__TASK MATERIAL__:
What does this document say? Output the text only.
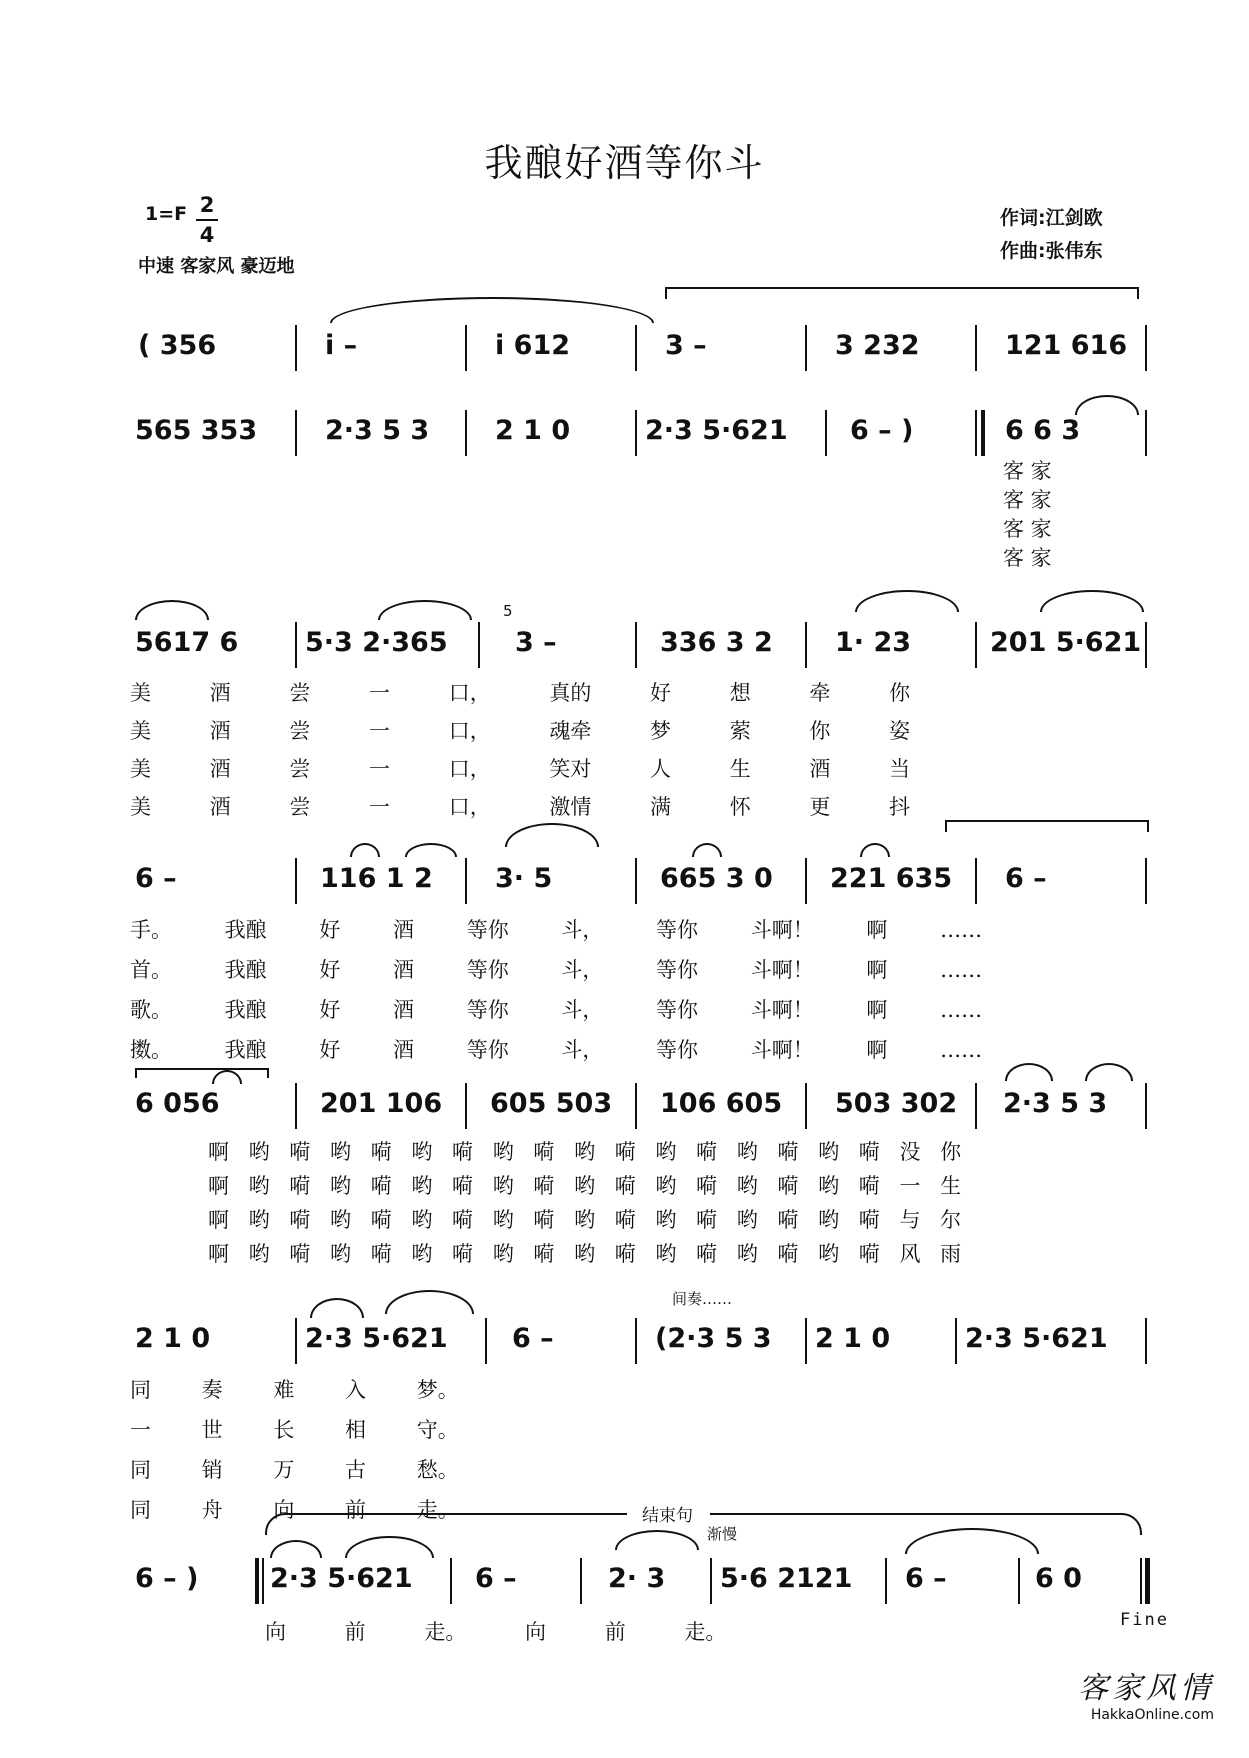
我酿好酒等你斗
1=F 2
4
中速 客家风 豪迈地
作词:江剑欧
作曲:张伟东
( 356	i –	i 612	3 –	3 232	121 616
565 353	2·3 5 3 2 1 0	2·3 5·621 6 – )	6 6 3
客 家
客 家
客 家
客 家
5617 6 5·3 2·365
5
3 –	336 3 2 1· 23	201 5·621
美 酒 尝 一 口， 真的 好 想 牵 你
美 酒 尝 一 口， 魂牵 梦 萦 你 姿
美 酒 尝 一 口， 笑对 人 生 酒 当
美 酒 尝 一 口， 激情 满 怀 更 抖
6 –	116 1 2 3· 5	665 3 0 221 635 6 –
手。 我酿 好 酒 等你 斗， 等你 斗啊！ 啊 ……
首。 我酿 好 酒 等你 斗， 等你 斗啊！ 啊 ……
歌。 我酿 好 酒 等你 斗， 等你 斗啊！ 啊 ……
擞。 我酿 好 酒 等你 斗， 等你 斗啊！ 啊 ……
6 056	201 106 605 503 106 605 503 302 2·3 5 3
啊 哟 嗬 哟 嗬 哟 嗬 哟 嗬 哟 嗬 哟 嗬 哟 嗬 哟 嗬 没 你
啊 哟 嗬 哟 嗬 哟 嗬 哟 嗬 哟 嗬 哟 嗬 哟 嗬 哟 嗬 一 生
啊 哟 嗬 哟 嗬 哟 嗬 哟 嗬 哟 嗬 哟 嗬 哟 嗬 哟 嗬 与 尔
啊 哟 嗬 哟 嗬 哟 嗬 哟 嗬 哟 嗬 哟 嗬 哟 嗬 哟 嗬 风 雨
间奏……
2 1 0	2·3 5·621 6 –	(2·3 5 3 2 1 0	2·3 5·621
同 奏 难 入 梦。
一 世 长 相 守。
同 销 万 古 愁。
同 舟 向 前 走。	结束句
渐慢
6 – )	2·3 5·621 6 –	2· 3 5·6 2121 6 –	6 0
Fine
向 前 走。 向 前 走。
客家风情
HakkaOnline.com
...
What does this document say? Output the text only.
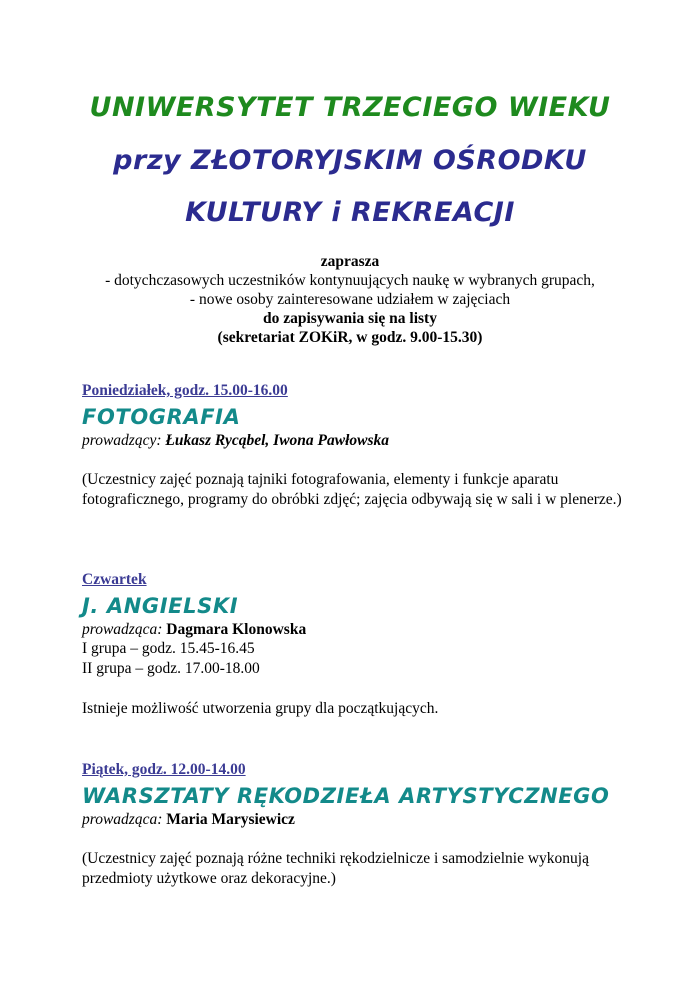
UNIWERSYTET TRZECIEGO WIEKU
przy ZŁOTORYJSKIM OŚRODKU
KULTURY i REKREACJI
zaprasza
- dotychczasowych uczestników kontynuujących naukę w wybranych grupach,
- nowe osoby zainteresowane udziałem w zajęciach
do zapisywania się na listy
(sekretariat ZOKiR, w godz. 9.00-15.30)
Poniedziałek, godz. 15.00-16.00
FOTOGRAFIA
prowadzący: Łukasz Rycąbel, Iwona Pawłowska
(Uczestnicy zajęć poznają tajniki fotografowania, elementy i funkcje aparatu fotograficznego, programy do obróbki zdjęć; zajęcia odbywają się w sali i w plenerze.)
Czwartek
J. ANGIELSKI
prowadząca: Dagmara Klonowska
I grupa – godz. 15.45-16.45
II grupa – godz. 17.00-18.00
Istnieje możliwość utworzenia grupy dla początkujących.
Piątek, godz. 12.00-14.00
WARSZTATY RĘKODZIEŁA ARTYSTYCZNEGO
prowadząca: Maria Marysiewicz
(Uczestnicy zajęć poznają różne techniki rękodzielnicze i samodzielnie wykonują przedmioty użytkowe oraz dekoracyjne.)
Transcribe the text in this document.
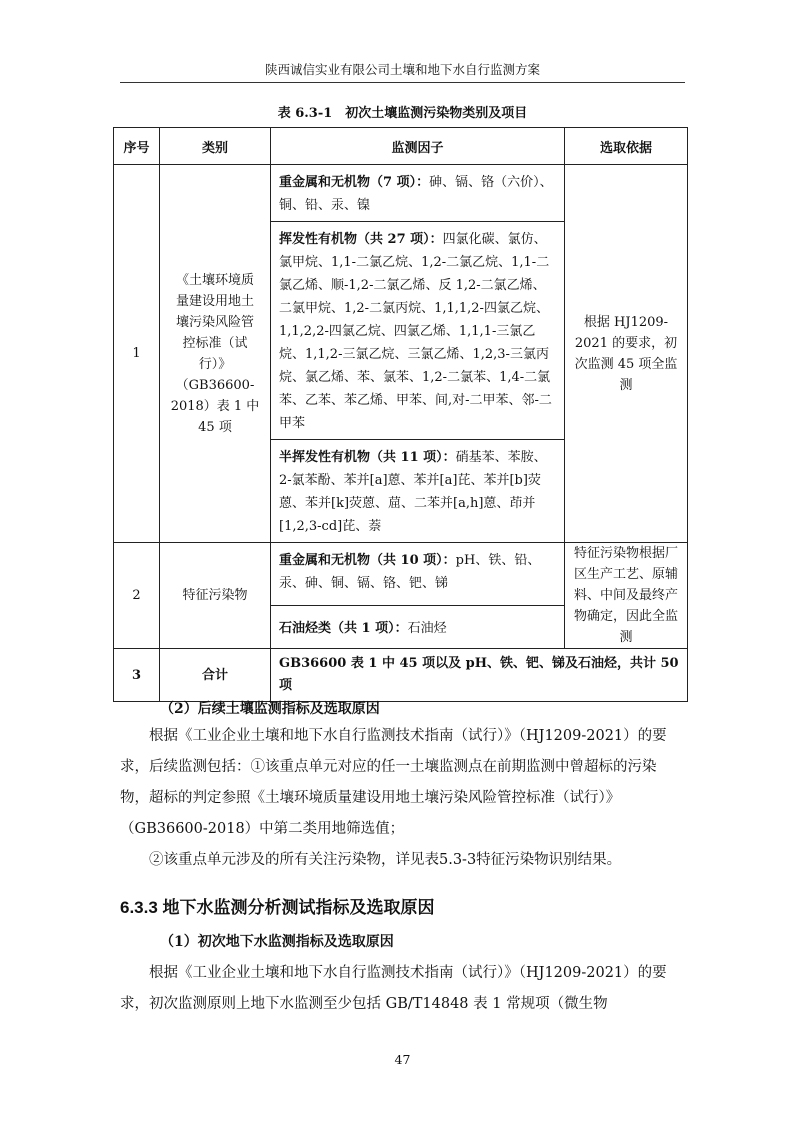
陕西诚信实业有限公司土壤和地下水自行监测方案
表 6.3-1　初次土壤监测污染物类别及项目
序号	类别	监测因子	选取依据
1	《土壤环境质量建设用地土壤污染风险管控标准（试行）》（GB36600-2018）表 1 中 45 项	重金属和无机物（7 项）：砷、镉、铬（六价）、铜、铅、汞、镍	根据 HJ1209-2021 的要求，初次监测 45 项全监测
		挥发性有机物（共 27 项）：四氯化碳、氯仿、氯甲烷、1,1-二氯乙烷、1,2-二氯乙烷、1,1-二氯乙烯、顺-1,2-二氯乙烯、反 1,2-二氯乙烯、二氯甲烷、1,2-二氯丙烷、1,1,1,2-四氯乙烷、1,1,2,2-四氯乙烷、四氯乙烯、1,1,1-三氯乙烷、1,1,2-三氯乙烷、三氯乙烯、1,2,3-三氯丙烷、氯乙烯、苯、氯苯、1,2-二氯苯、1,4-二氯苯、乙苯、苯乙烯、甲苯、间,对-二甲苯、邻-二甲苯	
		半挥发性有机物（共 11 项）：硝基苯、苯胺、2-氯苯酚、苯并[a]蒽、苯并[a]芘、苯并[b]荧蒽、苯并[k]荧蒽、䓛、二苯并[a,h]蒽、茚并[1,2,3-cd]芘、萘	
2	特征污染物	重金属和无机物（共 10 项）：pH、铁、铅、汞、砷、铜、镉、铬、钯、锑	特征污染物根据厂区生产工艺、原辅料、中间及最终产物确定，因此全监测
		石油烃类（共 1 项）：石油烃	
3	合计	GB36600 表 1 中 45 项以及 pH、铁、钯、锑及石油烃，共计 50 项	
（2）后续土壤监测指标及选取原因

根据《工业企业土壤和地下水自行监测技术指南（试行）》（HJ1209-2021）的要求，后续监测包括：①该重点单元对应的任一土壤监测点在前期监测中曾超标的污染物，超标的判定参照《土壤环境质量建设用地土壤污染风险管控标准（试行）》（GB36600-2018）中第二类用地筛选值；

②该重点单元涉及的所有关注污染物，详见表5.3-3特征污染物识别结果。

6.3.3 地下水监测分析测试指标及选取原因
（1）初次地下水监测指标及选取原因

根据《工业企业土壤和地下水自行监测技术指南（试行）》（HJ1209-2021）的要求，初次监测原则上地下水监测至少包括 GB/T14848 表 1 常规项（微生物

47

__WHAT THE EXERCISE ASKS__:
Lines containing the string "工业企业土壤和地下水自行监测技术指南" are to be selected and copied.

__CORRECT ANSWER__:
根据《工业企业土壤和地下水自行监测技术指南（试行）》（HJ1209-2021）的要求，后续监测包括：①该重点单元对应的任一土壤监测点在前期监测中曾超标的污染物，超标的判定参照《土壤环境质量建设用地土壤污染风险管控标准（试行）》（GB36600-2018）中第二类用地筛选值；
根据《工业企业土壤和地下水自行监测技术指南（试行）》（HJ1209-2021）的要求，初次监测原则上地下水监测至少包括 GB/T14848 表 1 常规项（微生物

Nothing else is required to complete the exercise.